=== WHAT THE EXERCISE ASKS ===
The result must match the data exactly, line for line.

=== INFORMATION SUPPLIED ===
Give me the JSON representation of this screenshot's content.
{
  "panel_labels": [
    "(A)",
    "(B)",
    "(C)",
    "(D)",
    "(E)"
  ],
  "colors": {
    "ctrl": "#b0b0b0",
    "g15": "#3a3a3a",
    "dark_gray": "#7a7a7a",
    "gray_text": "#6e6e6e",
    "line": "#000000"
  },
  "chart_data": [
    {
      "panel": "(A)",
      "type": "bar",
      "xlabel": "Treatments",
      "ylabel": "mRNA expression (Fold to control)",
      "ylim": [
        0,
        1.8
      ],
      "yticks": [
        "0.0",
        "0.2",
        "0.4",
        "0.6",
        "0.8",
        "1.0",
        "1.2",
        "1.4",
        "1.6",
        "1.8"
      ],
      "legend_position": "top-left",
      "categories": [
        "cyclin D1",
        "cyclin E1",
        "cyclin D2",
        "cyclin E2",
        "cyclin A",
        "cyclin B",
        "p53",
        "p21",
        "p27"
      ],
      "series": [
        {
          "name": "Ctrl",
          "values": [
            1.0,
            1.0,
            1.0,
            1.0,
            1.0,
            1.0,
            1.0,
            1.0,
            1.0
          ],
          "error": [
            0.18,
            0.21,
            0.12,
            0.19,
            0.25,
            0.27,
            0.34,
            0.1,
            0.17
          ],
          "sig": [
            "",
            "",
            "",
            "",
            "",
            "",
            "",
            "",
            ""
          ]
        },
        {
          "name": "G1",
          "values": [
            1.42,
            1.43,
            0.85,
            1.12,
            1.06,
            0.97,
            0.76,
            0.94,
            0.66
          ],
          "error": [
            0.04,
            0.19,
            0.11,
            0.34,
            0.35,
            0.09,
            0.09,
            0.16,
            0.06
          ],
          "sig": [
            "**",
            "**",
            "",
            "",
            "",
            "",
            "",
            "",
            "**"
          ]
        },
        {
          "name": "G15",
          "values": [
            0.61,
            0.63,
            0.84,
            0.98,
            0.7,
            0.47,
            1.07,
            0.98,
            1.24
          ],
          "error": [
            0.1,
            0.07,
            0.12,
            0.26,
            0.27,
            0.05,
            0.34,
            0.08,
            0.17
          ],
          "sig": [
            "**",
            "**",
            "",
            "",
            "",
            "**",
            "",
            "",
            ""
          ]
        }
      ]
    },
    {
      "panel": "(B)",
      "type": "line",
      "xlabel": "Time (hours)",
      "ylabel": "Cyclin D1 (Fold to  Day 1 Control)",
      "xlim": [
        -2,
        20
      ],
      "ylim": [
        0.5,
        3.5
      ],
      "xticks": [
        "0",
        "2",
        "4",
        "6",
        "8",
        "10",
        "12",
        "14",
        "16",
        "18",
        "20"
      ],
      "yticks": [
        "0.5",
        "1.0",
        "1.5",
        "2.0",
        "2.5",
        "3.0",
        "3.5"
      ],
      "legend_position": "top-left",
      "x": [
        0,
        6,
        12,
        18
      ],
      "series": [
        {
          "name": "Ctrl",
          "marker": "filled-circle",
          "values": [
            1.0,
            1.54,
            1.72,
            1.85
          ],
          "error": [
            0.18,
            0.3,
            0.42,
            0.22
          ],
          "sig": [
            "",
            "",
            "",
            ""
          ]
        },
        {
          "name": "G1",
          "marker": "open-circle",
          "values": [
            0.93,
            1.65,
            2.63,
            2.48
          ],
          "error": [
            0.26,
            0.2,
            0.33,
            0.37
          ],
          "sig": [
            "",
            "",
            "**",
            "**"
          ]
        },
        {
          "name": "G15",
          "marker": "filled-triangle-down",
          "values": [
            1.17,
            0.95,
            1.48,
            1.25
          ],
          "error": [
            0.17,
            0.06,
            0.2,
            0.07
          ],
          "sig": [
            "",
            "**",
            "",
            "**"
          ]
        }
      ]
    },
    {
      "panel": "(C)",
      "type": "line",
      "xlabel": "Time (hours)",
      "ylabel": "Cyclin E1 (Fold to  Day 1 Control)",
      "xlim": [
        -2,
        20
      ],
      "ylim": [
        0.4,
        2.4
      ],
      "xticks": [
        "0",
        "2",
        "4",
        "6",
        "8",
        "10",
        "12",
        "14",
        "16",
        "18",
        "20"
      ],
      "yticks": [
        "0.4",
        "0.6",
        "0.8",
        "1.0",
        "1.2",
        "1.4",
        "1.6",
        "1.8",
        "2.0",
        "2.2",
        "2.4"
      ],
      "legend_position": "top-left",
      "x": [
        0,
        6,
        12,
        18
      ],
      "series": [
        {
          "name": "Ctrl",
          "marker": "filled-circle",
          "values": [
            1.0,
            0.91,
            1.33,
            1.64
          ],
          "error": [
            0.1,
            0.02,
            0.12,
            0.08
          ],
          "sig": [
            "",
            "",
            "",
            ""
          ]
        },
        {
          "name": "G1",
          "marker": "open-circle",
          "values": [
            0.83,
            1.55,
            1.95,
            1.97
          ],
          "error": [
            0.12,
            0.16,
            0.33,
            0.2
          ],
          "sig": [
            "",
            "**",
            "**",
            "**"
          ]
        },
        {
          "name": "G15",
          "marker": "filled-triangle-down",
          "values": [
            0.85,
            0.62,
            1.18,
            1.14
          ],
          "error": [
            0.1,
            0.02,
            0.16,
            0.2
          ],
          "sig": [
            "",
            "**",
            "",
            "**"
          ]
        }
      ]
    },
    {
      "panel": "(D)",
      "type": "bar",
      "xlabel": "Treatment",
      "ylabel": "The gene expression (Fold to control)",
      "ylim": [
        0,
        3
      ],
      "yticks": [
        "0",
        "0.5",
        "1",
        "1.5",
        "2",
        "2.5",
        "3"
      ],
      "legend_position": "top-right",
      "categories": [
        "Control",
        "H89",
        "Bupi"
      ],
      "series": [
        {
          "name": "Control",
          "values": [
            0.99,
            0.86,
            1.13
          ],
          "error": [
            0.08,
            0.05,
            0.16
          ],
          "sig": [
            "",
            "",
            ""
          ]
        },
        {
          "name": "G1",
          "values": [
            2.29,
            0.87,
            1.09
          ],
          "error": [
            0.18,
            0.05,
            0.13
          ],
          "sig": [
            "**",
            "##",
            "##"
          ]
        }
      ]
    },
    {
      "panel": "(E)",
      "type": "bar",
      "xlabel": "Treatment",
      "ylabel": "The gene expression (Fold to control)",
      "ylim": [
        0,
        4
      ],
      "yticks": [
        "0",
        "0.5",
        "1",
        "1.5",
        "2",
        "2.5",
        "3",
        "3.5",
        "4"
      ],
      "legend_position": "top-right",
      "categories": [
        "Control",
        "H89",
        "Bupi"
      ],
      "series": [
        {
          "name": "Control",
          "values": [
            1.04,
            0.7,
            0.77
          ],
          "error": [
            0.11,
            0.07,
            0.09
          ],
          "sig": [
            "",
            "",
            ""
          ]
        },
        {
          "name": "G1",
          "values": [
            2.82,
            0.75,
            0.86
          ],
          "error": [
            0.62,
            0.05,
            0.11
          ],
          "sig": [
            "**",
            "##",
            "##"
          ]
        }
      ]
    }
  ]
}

=== TASK OUTPUT ===
Give me the JSON representation of this screenshot's content.
{
  "panel_labels": [
    "(A)",
    "(B)",
    "(C)",
    "(D)",
    "(E)"
  ],
  "colors": {
    "ctrl": "#b0b0b0",
    "g15": "#3a3a3a",
    "dark_gray": "#7a7a7a",
    "gray_text": "#6e6e6e",
    "line": "#000000"
  },
  "chart_data": [
    {
      "panel": "(A)",
      "type": "bar",
      "xlabel": "Treatments",
      "ylabel": "mRNA expression (Fold to control)",
      "ylim": [
        0,
        1.8
      ],
      "yticks": [
        "0.0",
        "0.2",
        "0.4",
        "0.6",
        "0.8",
        "1.0",
        "1.2",
        "1.4",
        "1.6",
        "1.8"
      ],
      "legend_position": "top-left",
      "categories": [
        "cyclin D1",
        "cyclin E1",
        "cyclin D2",
        "cyclin E2",
        "cyclin A",
        "cyclin B",
        "p53",
        "p21",
        "p27"
      ],
      "series": [
        {
          "name": "Ctrl",
          "values": [
            1.0,
            1.0,
            1.0,
            1.0,
            1.0,
            1.0,
            1.0,
            1.0,
            1.0
          ],
          "error": [
            0.18,
            0.21,
            0.12,
            0.19,
            0.25,
            0.27,
            0.34,
            0.1,
            0.17
          ],
          "sig": [
            "",
            "",
            "",
            "",
            "",
            "",
            "",
            "",
            ""
          ]
        },
        {
          "name": "G1",
          "values": [
            1.42,
            1.43,
            0.85,
            1.12,
            1.06,
            0.97,
            0.76,
            0.94,
            0.66
          ],
          "error": [
            0.04,
            0.19,
            0.11,
            0.34,
            0.35,
            0.09,
            0.09,
            0.16,
            0.06
          ],
          "sig": [
            "**",
            "**",
            "",
            "",
            "",
            "",
            "",
            "",
            "**"
          ]
        },
        {
          "name": "G15",
          "values": [
            0.61,
            0.63,
            0.84,
            0.98,
            0.7,
            0.47,
            1.07,
            0.98,
            1.24
          ],
          "error": [
            0.1,
            0.07,
            0.12,
            0.26,
            0.27,
            0.05,
            0.34,
            0.08,
            0.17
          ],
          "sig": [
            "**",
            "**",
            "",
            "",
            "",
            "**",
            "",
            "",
            ""
          ]
        }
      ]
    },
    {
      "panel": "(B)",
      "type": "line",
      "xlabel": "Time (hours)",
      "ylabel": "Cyclin D1 (Fold to  Day 1 Control)",
      "xlim": [
        -2,
        20
      ],
      "ylim": [
        0.5,
        3.5
      ],
      "xticks": [
        "0",
        "2",
        "4",
        "6",
        "8",
        "10",
        "12",
        "14",
        "16",
        "18",
        "20"
      ],
      "yticks": [
        "0.5",
        "1.0",
        "1.5",
        "2.0",
        "2.5",
        "3.0",
        "3.5"
      ],
      "legend_position": "top-left",
      "x": [
        0,
        6,
        12,
        18
      ],
      "series": [
        {
          "name": "Ctrl",
          "marker": "filled-circle",
          "values": [
            1.0,
            1.54,
            1.72,
            1.85
          ],
          "error": [
            0.18,
            0.3,
            0.42,
            0.22
          ],
          "sig": [
            "",
            "",
            "",
            ""
          ]
        },
        {
          "name": "G1",
          "marker": "open-circle",
          "values": [
            0.93,
            1.65,
            2.63,
            2.48
          ],
          "error": [
            0.26,
            0.2,
            0.33,
            0.37
          ],
          "sig": [
            "",
            "",
            "**",
            "**"
          ]
        },
        {
          "name": "G15",
          "marker": "filled-triangle-down",
          "values": [
            1.17,
            0.95,
            1.48,
            1.25
          ],
          "error": [
            0.17,
            0.06,
            0.2,
            0.07
          ],
          "sig": [
            "",
            "**",
            "",
            "**"
          ]
        }
      ]
    },
    {
      "panel": "(C)",
      "type": "line",
      "xlabel": "Time (hours)",
      "ylabel": "Cyclin E1 (Fold to  Day 1 Control)",
      "xlim": [
        -2,
        20
      ],
      "ylim": [
        0.4,
        2.4
      ],
      "xticks": [
        "0",
        "2",
        "4",
        "6",
        "8",
        "10",
        "12",
        "14",
        "16",
        "18",
        "20"
      ],
      "yticks": [
        "0.4",
        "0.6",
        "0.8",
        "1.0",
        "1.2",
        "1.4",
        "1.6",
        "1.8",
        "2.0",
        "2.2",
        "2.4"
      ],
      "legend_position": "top-left",
      "x": [
        0,
        6,
        12,
        18
      ],
      "series": [
        {
          "name": "Ctrl",
          "marker": "filled-circle",
          "values": [
            1.0,
            0.91,
            1.33,
            1.64
          ],
          "error": [
            0.1,
            0.02,
            0.12,
            0.08
          ],
          "sig": [
            "",
            "",
            "",
            ""
          ]
        },
        {
          "name": "G1",
          "marker": "open-circle",
          "values": [
            0.83,
            1.55,
            1.95,
            1.97
          ],
          "error": [
            0.12,
            0.16,
            0.33,
            0.2
          ],
          "sig": [
            "",
            "**",
            "**",
            "**"
          ]
        },
        {
          "name": "G15",
          "marker": "filled-triangle-down",
          "values": [
            0.85,
            0.62,
            1.18,
            1.14
          ],
          "error": [
            0.1,
            0.02,
            0.16,
            0.2
          ],
          "sig": [
            "",
            "**",
            "",
            "**"
          ]
        }
      ]
    },
    {
      "panel": "(D)",
      "type": "bar",
      "xlabel": "Treatment",
      "ylabel": "The gene expression (Fold to control)",
      "ylim": [
        0,
        3
      ],
      "yticks": [
        "0",
        "0.5",
        "1",
        "1.5",
        "2",
        "2.5",
        "3"
      ],
      "legend_position": "top-right",
      "categories": [
        "Control",
        "H89",
        "Bupi"
      ],
      "series": [
        {
          "name": "Control",
          "values": [
            0.99,
            0.86,
            1.13
          ],
          "error": [
            0.08,
            0.05,
            0.16
          ],
          "sig": [
            "",
            "",
            ""
          ]
        },
        {
          "name": "G1",
          "values": [
            2.29,
            0.87,
            1.09
          ],
          "error": [
            0.18,
            0.05,
            0.13
          ],
          "sig": [
            "**",
            "##",
            "##"
          ]
        }
      ]
    },
    {
      "panel": "(E)",
      "type": "bar",
      "xlabel": "Treatment",
      "ylabel": "The gene expression (Fold to control)",
      "ylim": [
        0,
        4
      ],
      "yticks": [
        "0",
        "0.5",
        "1",
        "1.5",
        "2",
        "2.5",
        "3",
        "3.5",
        "4"
      ],
      "legend_position": "top-right",
      "categories": [
        "Control",
        "H89",
        "Bupi"
      ],
      "series": [
        {
          "name": "Control",
          "values": [
            1.04,
            0.7,
            0.77
          ],
          "error": [
            0.11,
            0.07,
            0.09
          ],
          "sig": [
            "",
            "",
            ""
          ]
        },
        {
          "name": "G1",
          "values": [
            2.82,
            0.75,
            0.86
          ],
          "error": [
            0.62,
            0.05,
            0.11
          ],
          "sig": [
            "**",
            "##",
            "##"
          ]
        }
      ]
    }
  ]
}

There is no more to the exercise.